- [PROBLEM DESCRIPTION]
Could you extract every entry below and reproduce it exactly?

[Records that describe figures]
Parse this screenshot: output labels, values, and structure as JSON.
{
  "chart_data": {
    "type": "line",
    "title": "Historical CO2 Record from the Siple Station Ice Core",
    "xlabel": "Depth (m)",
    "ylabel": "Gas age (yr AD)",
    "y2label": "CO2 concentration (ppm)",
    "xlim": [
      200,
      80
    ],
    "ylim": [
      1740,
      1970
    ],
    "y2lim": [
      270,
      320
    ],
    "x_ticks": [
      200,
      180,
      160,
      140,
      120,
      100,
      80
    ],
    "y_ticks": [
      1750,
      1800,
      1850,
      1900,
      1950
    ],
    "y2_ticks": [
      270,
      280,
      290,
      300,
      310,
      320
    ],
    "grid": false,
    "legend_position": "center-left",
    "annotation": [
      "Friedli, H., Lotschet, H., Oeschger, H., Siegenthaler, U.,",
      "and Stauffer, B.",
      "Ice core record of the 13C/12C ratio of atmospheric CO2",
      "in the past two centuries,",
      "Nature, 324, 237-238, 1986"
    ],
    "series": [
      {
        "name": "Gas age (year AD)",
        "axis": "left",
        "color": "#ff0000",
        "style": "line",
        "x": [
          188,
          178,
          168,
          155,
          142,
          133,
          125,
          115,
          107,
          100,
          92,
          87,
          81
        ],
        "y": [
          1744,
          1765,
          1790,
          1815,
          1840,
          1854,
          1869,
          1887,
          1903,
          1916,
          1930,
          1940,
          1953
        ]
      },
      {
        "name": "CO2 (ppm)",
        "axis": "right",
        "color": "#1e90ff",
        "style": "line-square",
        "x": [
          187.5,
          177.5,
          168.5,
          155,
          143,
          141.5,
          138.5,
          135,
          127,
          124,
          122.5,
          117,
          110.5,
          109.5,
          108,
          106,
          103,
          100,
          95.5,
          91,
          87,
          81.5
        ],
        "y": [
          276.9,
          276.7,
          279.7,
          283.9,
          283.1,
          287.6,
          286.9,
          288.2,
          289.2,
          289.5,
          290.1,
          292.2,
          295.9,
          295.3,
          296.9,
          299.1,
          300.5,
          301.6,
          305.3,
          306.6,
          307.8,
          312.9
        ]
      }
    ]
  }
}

- [WRITTEN ANSWER]
Parse this screenshot: output labels, values, and structure as JSON.
{
  "chart_data": {
    "type": "line",
    "title": "Historical CO2 Record from the Siple Station Ice Core",
    "xlabel": "Depth (m)",
    "ylabel": "Gas age (yr AD)",
    "y2label": "CO2 concentration (ppm)",
    "xlim": [
      200,
      80
    ],
    "ylim": [
      1740,
      1970
    ],
    "y2lim": [
      270,
      320
    ],
    "x_ticks": [
      200,
      180,
      160,
      140,
      120,
      100,
      80
    ],
    "y_ticks": [
      1750,
      1800,
      1850,
      1900,
      1950
    ],
    "y2_ticks": [
      270,
      280,
      290,
      300,
      310,
      320
    ],
    "grid": false,
    "legend_position": "center-left",
    "annotation": [
      "Friedli, H., Lotschet, H., Oeschger, H., Siegenthaler, U.,",
      "and Stauffer, B.",
      "Ice core record of the 13C/12C ratio of atmospheric CO2",
      "in the past two centuries,",
      "Nature, 324, 237-238, 1986"
    ],
    "series": [
      {
        "name": "Gas age (year AD)",
        "axis": "left",
        "color": "#ff0000",
        "style": "line",
        "x": [
          188,
          178,
          168,
          155,
          142,
          133,
          125,
          115,
          107,
          100,
          92,
          87,
          81
        ],
        "y": [
          1744,
          1765,
          1790,
          1815,
          1840,
          1854,
          1869,
          1887,
          1903,
          1916,
          1930,
          1940,
          1953
        ]
      },
      {
        "name": "CO2 (ppm)",
        "axis": "right",
        "color": "#1e90ff",
        "style": "line-square",
        "x": [
          187.5,
          177.5,
          168.5,
          155,
          143,
          141.5,
          138.5,
          135,
          127,
          124,
          122.5,
          117,
          110.5,
          109.5,
          108,
          106,
          103,
          100,
          95.5,
          91,
          87,
          81.5
        ],
        "y": [
          276.9,
          276.7,
          279.7,
          283.9,
          283.1,
          287.6,
          286.9,
          288.2,
          289.2,
          289.5,
          290.1,
          292.2,
          295.9,
          295.3,
          296.9,
          299.1,
          300.5,
          301.6,
          305.3,
          306.6,
          307.8,
          312.9
        ]
      }
    ]
  }
}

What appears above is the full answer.